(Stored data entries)
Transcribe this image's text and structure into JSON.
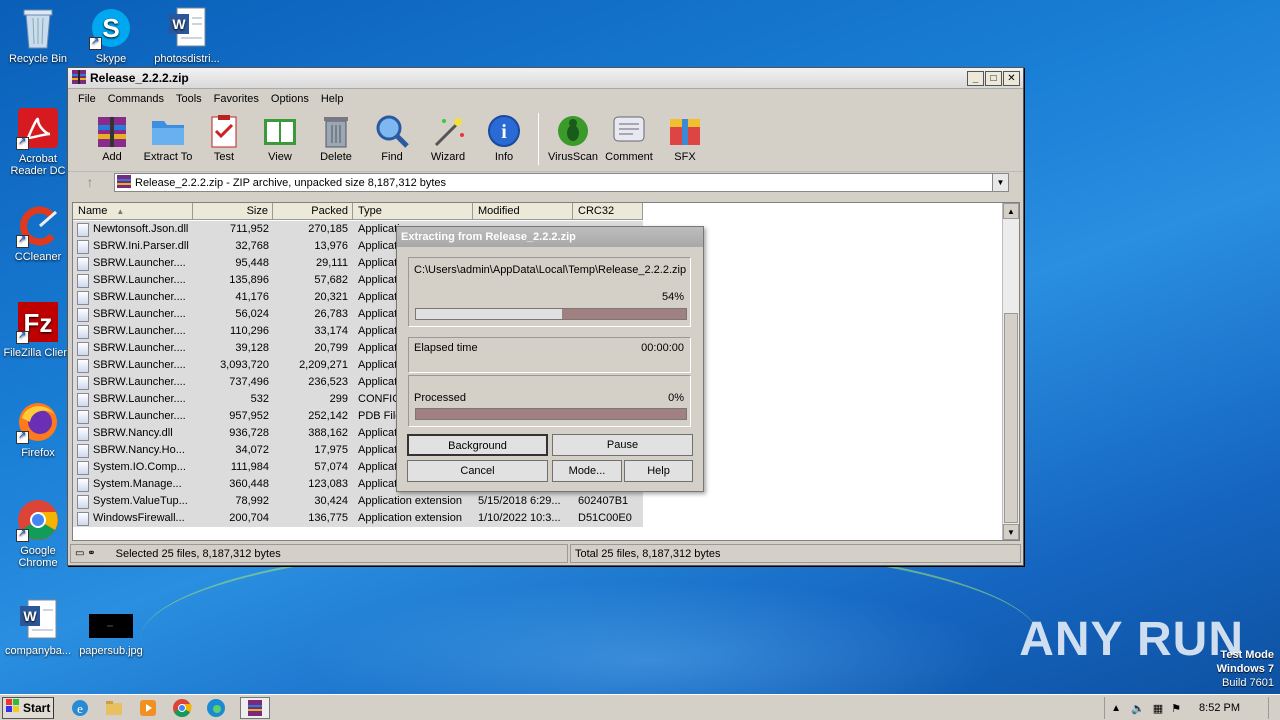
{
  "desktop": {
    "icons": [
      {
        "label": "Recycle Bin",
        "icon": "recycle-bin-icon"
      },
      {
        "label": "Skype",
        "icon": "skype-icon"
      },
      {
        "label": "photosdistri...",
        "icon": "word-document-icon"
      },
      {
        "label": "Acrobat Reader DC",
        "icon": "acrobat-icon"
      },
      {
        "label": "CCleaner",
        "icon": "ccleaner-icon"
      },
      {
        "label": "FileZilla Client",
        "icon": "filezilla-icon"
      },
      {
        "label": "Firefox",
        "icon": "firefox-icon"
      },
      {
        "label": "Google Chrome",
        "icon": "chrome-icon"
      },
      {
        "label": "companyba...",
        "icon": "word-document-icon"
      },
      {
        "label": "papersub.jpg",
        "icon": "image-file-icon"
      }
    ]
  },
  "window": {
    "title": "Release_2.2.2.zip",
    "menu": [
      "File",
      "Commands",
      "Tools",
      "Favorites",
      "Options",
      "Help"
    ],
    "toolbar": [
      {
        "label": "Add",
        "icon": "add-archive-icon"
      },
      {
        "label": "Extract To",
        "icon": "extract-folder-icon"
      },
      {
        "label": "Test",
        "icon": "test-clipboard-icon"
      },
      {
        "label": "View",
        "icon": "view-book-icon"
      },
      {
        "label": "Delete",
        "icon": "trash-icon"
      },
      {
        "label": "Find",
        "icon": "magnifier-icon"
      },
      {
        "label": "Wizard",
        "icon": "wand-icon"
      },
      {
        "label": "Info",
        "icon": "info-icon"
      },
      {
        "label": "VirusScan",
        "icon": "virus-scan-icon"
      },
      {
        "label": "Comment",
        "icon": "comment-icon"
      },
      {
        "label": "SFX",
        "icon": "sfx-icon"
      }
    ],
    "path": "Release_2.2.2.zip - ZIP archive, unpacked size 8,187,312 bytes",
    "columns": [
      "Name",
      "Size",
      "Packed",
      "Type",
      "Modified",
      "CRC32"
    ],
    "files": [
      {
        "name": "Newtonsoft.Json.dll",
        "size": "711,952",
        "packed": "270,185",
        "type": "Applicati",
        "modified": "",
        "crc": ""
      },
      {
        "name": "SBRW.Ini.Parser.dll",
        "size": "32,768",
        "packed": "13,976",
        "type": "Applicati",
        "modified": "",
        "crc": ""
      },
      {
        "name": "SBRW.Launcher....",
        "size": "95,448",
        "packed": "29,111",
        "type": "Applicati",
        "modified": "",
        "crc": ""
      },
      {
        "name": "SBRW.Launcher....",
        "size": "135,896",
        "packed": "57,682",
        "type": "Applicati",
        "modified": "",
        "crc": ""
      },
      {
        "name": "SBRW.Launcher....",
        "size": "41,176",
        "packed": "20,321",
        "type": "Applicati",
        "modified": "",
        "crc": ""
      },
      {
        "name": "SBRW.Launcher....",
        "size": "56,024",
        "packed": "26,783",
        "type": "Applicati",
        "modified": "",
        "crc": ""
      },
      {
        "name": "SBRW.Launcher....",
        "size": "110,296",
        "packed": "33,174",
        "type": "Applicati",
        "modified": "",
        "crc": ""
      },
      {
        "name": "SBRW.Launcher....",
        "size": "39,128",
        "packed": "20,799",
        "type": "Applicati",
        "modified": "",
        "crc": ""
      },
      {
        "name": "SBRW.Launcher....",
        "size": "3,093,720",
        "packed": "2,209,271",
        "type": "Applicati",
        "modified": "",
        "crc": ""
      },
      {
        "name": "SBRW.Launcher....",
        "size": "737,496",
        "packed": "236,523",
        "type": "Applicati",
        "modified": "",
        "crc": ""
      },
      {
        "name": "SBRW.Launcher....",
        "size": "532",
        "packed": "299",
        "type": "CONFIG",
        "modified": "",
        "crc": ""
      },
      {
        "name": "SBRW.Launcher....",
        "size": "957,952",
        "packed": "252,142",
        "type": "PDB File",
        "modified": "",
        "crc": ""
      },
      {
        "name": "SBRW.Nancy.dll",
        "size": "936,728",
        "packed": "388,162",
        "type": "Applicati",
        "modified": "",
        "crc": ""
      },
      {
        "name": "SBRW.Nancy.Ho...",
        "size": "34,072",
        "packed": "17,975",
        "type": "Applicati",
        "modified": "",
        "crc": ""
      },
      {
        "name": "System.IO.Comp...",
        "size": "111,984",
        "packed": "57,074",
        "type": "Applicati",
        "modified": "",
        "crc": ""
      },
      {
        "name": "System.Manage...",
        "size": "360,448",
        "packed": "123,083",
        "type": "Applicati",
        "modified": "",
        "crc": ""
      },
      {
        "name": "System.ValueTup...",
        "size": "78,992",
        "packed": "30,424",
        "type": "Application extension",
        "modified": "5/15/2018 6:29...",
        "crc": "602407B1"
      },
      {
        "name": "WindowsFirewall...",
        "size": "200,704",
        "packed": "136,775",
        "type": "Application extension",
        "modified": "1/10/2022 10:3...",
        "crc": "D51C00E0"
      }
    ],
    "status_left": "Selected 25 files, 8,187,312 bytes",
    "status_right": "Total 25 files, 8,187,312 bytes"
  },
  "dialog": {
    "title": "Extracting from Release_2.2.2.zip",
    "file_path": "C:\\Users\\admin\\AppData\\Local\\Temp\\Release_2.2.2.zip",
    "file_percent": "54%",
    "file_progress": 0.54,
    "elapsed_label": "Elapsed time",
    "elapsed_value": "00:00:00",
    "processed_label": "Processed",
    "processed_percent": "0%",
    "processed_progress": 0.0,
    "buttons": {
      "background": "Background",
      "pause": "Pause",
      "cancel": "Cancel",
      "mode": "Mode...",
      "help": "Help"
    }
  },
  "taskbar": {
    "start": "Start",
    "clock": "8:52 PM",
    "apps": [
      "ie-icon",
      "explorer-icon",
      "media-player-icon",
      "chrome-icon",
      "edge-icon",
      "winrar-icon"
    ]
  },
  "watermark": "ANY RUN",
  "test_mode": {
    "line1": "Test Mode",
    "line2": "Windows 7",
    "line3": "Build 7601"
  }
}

DIRECTIONS:
Type out all of the records exactly, leaving out any picture.

RESULT:
Transcribe this image's text and structure into JSON.
{
  "desktop": {
    "icons": [
      {
        "label": "Recycle Bin",
        "icon": "recycle-bin-icon"
      },
      {
        "label": "Skype",
        "icon": "skype-icon"
      },
      {
        "label": "photosdistri...",
        "icon": "word-document-icon"
      },
      {
        "label": "Acrobat Reader DC",
        "icon": "acrobat-icon"
      },
      {
        "label": "CCleaner",
        "icon": "ccleaner-icon"
      },
      {
        "label": "FileZilla Client",
        "icon": "filezilla-icon"
      },
      {
        "label": "Firefox",
        "icon": "firefox-icon"
      },
      {
        "label": "Google Chrome",
        "icon": "chrome-icon"
      },
      {
        "label": "companyba...",
        "icon": "word-document-icon"
      },
      {
        "label": "papersub.jpg",
        "icon": "image-file-icon"
      }
    ]
  },
  "window": {
    "title": "Release_2.2.2.zip",
    "menu": [
      "File",
      "Commands",
      "Tools",
      "Favorites",
      "Options",
      "Help"
    ],
    "toolbar": [
      {
        "label": "Add",
        "icon": "add-archive-icon"
      },
      {
        "label": "Extract To",
        "icon": "extract-folder-icon"
      },
      {
        "label": "Test",
        "icon": "test-clipboard-icon"
      },
      {
        "label": "View",
        "icon": "view-book-icon"
      },
      {
        "label": "Delete",
        "icon": "trash-icon"
      },
      {
        "label": "Find",
        "icon": "magnifier-icon"
      },
      {
        "label": "Wizard",
        "icon": "wand-icon"
      },
      {
        "label": "Info",
        "icon": "info-icon"
      },
      {
        "label": "VirusScan",
        "icon": "virus-scan-icon"
      },
      {
        "label": "Comment",
        "icon": "comment-icon"
      },
      {
        "label": "SFX",
        "icon": "sfx-icon"
      }
    ],
    "path": "Release_2.2.2.zip - ZIP archive, unpacked size 8,187,312 bytes",
    "columns": [
      "Name",
      "Size",
      "Packed",
      "Type",
      "Modified",
      "CRC32"
    ],
    "files": [
      {
        "name": "Newtonsoft.Json.dll",
        "size": "711,952",
        "packed": "270,185",
        "type": "Applicati",
        "modified": "",
        "crc": ""
      },
      {
        "name": "SBRW.Ini.Parser.dll",
        "size": "32,768",
        "packed": "13,976",
        "type": "Applicati",
        "modified": "",
        "crc": ""
      },
      {
        "name": "SBRW.Launcher....",
        "size": "95,448",
        "packed": "29,111",
        "type": "Applicati",
        "modified": "",
        "crc": ""
      },
      {
        "name": "SBRW.Launcher....",
        "size": "135,896",
        "packed": "57,682",
        "type": "Applicati",
        "modified": "",
        "crc": ""
      },
      {
        "name": "SBRW.Launcher....",
        "size": "41,176",
        "packed": "20,321",
        "type": "Applicati",
        "modified": "",
        "crc": ""
      },
      {
        "name": "SBRW.Launcher....",
        "size": "56,024",
        "packed": "26,783",
        "type": "Applicati",
        "modified": "",
        "crc": ""
      },
      {
        "name": "SBRW.Launcher....",
        "size": "110,296",
        "packed": "33,174",
        "type": "Applicati",
        "modified": "",
        "crc": ""
      },
      {
        "name": "SBRW.Launcher....",
        "size": "39,128",
        "packed": "20,799",
        "type": "Applicati",
        "modified": "",
        "crc": ""
      },
      {
        "name": "SBRW.Launcher....",
        "size": "3,093,720",
        "packed": "2,209,271",
        "type": "Applicati",
        "modified": "",
        "crc": ""
      },
      {
        "name": "SBRW.Launcher....",
        "size": "737,496",
        "packed": "236,523",
        "type": "Applicati",
        "modified": "",
        "crc": ""
      },
      {
        "name": "SBRW.Launcher....",
        "size": "532",
        "packed": "299",
        "type": "CONFIG",
        "modified": "",
        "crc": ""
      },
      {
        "name": "SBRW.Launcher....",
        "size": "957,952",
        "packed": "252,142",
        "type": "PDB File",
        "modified": "",
        "crc": ""
      },
      {
        "name": "SBRW.Nancy.dll",
        "size": "936,728",
        "packed": "388,162",
        "type": "Applicati",
        "modified": "",
        "crc": ""
      },
      {
        "name": "SBRW.Nancy.Ho...",
        "size": "34,072",
        "packed": "17,975",
        "type": "Applicati",
        "modified": "",
        "crc": ""
      },
      {
        "name": "System.IO.Comp...",
        "size": "111,984",
        "packed": "57,074",
        "type": "Applicati",
        "modified": "",
        "crc": ""
      },
      {
        "name": "System.Manage...",
        "size": "360,448",
        "packed": "123,083",
        "type": "Applicati",
        "modified": "",
        "crc": ""
      },
      {
        "name": "System.ValueTup...",
        "size": "78,992",
        "packed": "30,424",
        "type": "Application extension",
        "modified": "5/15/2018 6:29...",
        "crc": "602407B1"
      },
      {
        "name": "WindowsFirewall...",
        "size": "200,704",
        "packed": "136,775",
        "type": "Application extension",
        "modified": "1/10/2022 10:3...",
        "crc": "D51C00E0"
      }
    ],
    "status_left": "Selected 25 files, 8,187,312 bytes",
    "status_right": "Total 25 files, 8,187,312 bytes"
  },
  "dialog": {
    "title": "Extracting from Release_2.2.2.zip",
    "file_path": "C:\\Users\\admin\\AppData\\Local\\Temp\\Release_2.2.2.zip",
    "file_percent": "54%",
    "file_progress": 0.54,
    "elapsed_label": "Elapsed time",
    "elapsed_value": "00:00:00",
    "processed_label": "Processed",
    "processed_percent": "0%",
    "processed_progress": 0.0,
    "buttons": {
      "background": "Background",
      "pause": "Pause",
      "cancel": "Cancel",
      "mode": "Mode...",
      "help": "Help"
    }
  },
  "taskbar": {
    "start": "Start",
    "clock": "8:52 PM",
    "apps": [
      "ie-icon",
      "explorer-icon",
      "media-player-icon",
      "chrome-icon",
      "edge-icon",
      "winrar-icon"
    ]
  },
  "watermark": "ANY RUN",
  "test_mode": {
    "line1": "Test Mode",
    "line2": "Windows 7",
    "line3": "Build 7601"
  }
}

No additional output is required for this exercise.